### [WHAT IS BEING ASKED]
Only a number is expected: how many lines in the data below contain the word "text".
--- Start EXERCISE INPUT ---
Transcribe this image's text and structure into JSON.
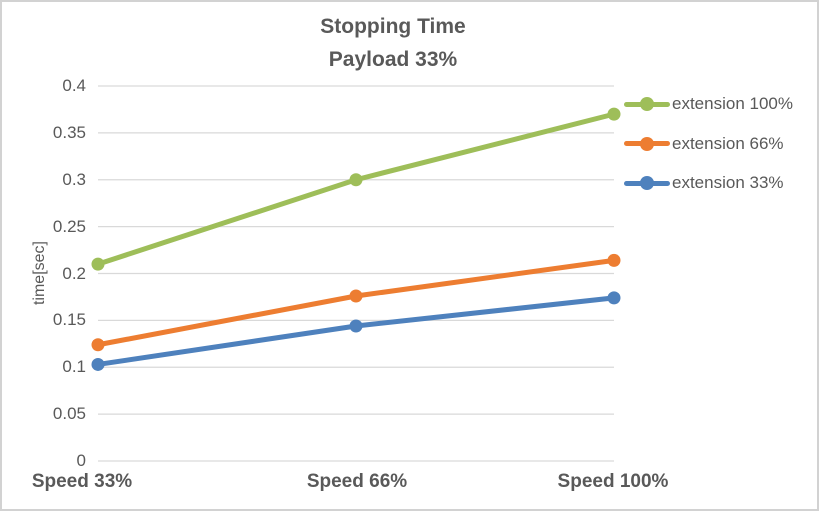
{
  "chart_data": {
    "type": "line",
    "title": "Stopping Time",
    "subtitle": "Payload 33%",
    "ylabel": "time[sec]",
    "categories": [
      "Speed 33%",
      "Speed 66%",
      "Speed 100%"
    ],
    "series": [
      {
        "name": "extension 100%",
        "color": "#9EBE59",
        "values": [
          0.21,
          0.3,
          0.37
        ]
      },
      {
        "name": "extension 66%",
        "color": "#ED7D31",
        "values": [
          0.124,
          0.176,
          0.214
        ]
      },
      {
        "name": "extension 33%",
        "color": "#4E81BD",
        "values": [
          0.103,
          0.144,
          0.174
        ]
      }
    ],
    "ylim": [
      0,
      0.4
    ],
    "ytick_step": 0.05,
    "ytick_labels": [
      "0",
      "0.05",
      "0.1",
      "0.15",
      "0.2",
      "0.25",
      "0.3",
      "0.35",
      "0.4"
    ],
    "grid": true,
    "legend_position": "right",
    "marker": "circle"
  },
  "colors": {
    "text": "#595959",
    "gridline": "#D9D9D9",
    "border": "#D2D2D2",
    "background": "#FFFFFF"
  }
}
--- End EXERCISE INPUT ---
### [RESULT OF THIS EXERCISE]
2